§ CHALLENGE
List each line of the data that holds the word "ikki".

§ INPUT MATERIAL
▼

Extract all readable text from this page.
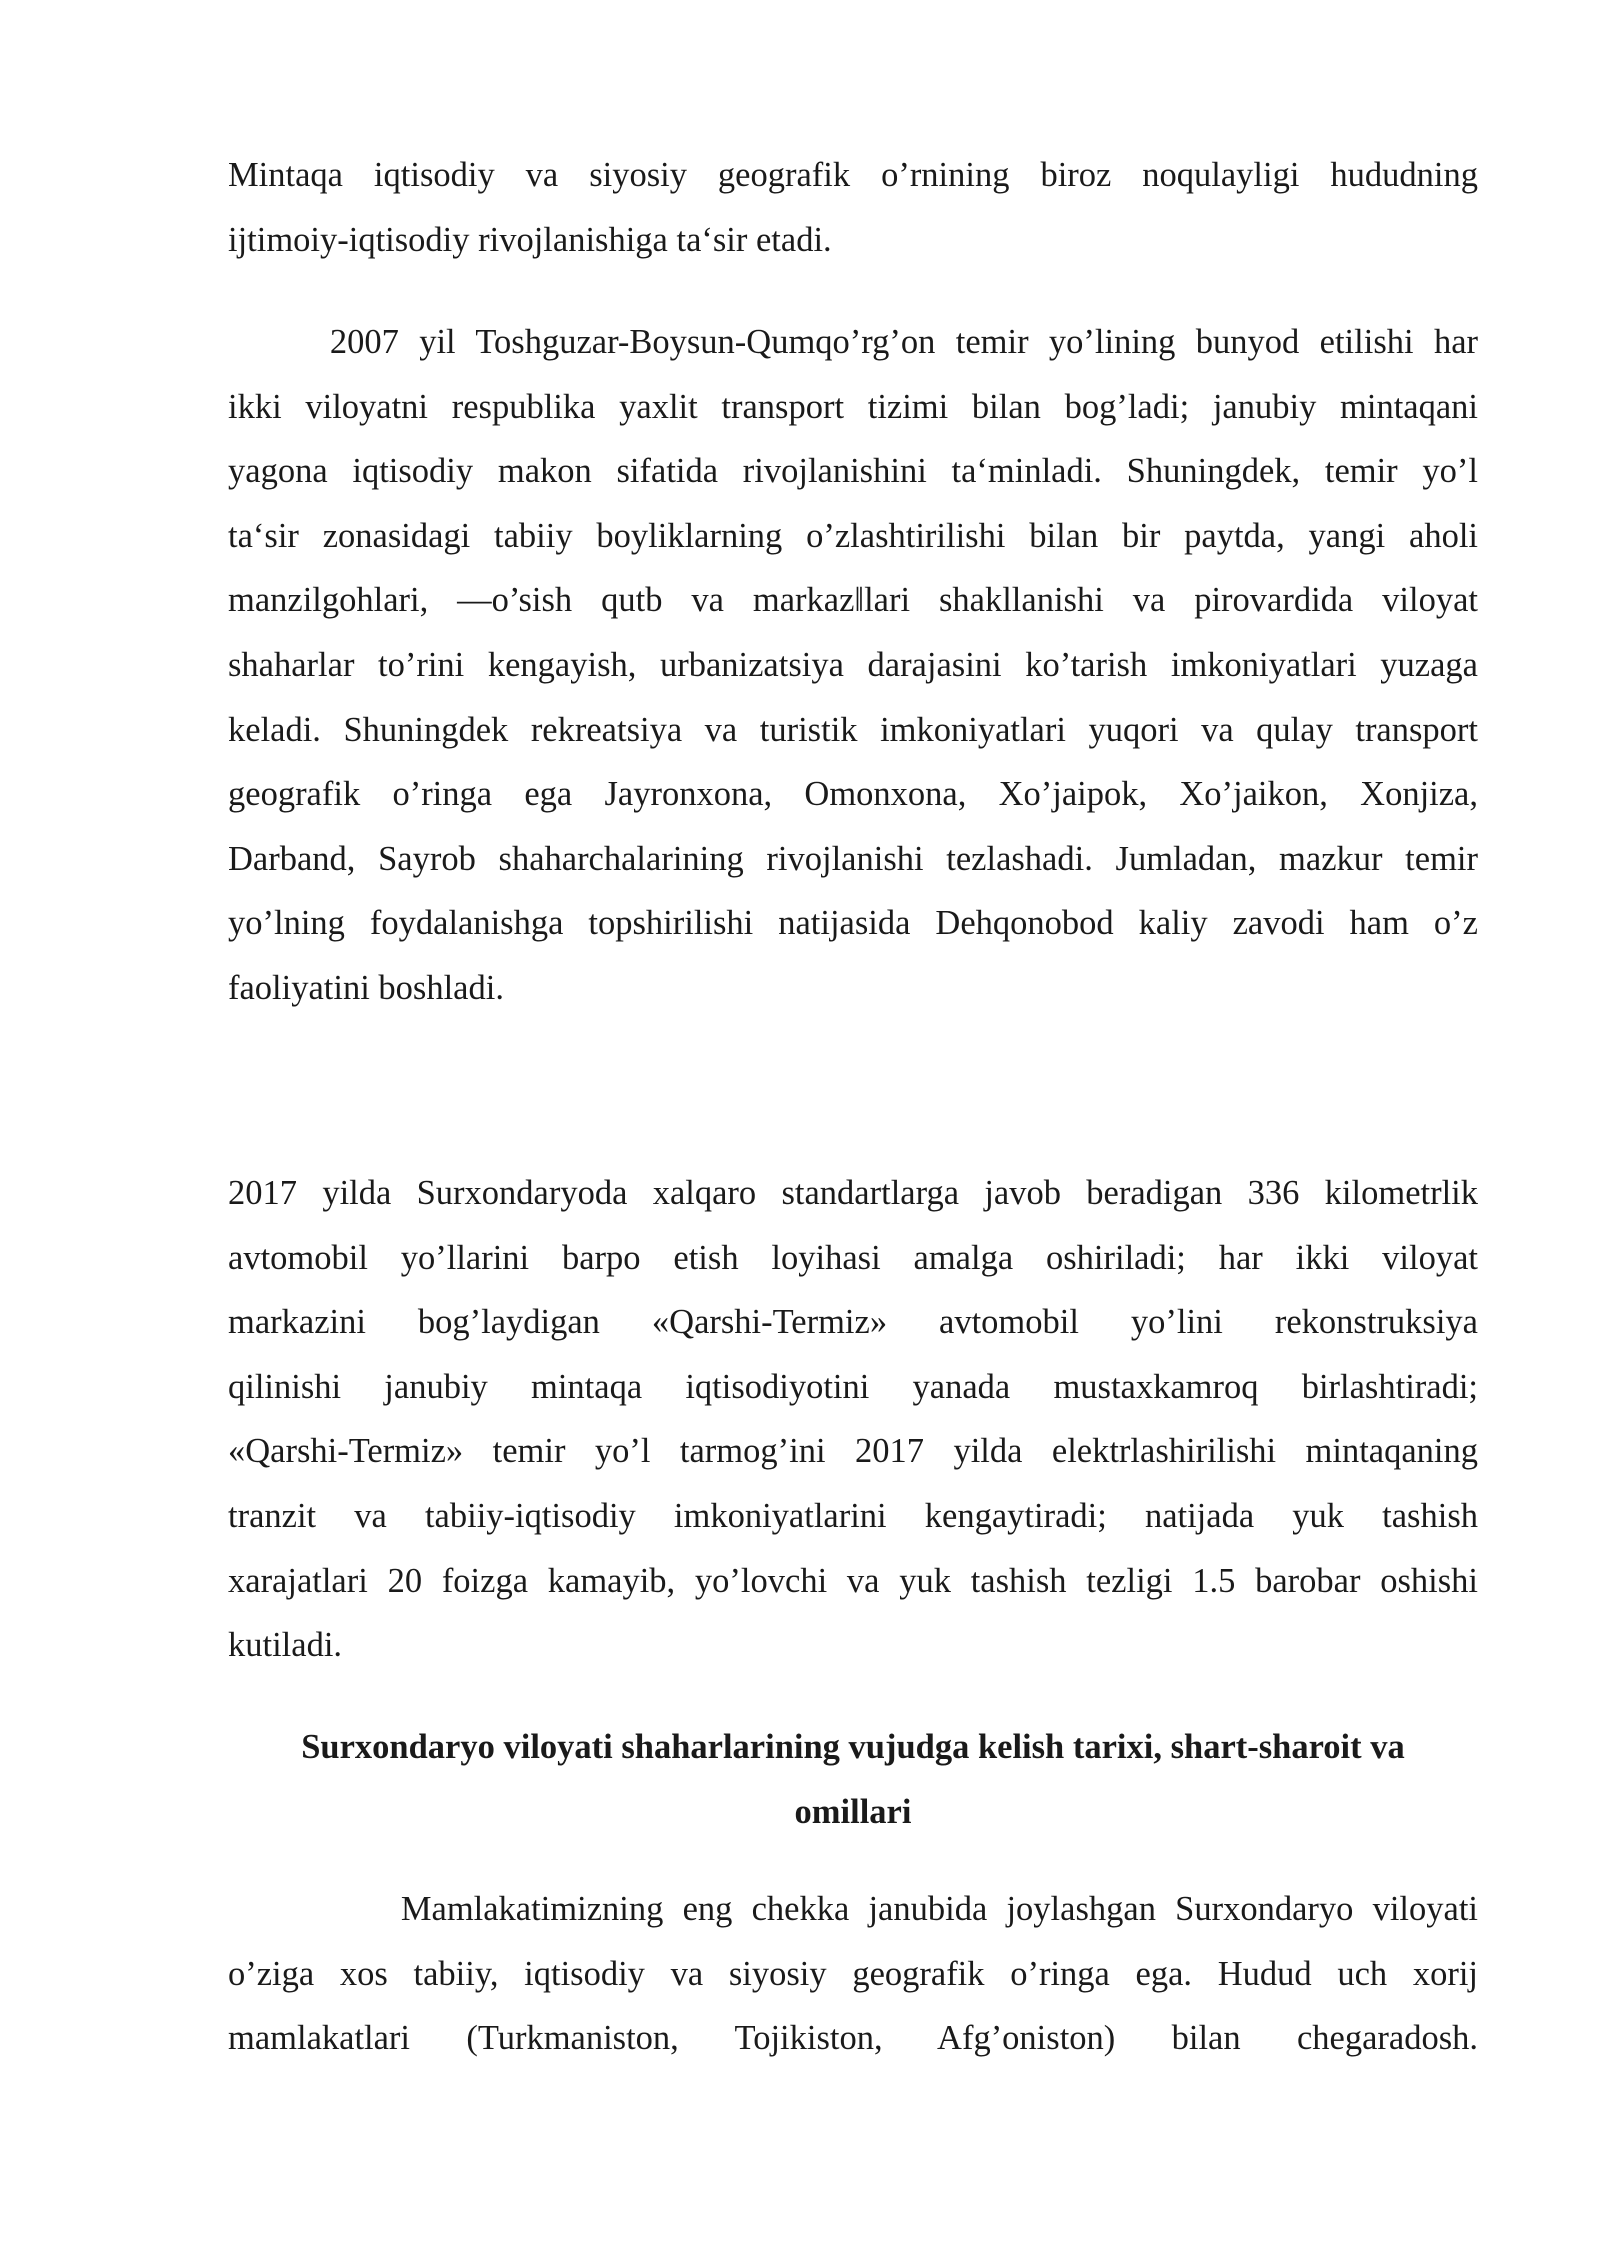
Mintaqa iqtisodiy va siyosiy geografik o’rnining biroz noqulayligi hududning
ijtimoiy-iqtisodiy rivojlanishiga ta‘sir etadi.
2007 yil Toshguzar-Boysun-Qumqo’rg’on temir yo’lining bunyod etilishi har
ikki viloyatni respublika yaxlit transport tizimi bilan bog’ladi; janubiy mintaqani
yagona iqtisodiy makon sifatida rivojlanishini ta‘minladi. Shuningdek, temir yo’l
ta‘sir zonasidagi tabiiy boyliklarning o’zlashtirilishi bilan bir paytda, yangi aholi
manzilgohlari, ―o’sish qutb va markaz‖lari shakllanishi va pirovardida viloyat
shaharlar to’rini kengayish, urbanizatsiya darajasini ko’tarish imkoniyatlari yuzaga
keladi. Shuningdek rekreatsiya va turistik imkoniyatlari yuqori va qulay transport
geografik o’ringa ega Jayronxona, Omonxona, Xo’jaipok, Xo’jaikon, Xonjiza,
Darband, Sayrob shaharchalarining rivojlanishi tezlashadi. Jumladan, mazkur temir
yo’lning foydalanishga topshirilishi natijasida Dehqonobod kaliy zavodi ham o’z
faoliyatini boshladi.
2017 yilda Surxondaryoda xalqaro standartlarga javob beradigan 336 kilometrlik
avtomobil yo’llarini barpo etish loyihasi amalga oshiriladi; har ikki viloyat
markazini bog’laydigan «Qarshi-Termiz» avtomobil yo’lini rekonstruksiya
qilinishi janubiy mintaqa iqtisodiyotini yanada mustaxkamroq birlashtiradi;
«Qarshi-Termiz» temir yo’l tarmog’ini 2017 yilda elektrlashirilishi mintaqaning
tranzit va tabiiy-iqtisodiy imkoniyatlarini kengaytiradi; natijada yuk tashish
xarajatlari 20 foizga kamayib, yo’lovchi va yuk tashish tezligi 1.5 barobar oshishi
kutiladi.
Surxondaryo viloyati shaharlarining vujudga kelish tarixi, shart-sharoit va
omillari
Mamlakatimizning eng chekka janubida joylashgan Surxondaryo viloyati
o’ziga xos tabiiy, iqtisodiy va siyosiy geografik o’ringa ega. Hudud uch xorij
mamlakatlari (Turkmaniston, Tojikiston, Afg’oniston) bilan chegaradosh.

▲
▼

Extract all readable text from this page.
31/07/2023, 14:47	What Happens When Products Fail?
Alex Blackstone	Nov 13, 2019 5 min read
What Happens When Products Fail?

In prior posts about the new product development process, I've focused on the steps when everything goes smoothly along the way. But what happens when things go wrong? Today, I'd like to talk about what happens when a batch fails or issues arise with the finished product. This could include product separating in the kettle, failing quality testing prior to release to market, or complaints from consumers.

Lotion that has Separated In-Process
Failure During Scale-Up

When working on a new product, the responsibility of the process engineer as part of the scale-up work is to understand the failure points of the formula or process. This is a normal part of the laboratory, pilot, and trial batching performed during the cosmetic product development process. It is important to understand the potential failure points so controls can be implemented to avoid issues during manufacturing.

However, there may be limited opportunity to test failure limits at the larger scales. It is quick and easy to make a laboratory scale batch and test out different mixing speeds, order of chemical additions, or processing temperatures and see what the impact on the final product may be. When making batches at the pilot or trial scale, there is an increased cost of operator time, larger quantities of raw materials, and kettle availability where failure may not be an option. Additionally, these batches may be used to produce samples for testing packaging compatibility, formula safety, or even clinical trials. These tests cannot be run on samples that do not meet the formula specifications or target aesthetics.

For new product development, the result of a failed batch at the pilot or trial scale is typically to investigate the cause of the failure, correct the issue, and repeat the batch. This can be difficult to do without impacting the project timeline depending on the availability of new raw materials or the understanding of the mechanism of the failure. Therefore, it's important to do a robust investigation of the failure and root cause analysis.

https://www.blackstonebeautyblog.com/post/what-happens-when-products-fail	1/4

▲

§ SOLUTION
ikki viloyatni respublika yaxlit transport tizimi bilan bog’ladi; janubiy mintaqani
avtomobil yo’llarini barpo etish loyihasi amalga oshiriladi; har ikki viloyat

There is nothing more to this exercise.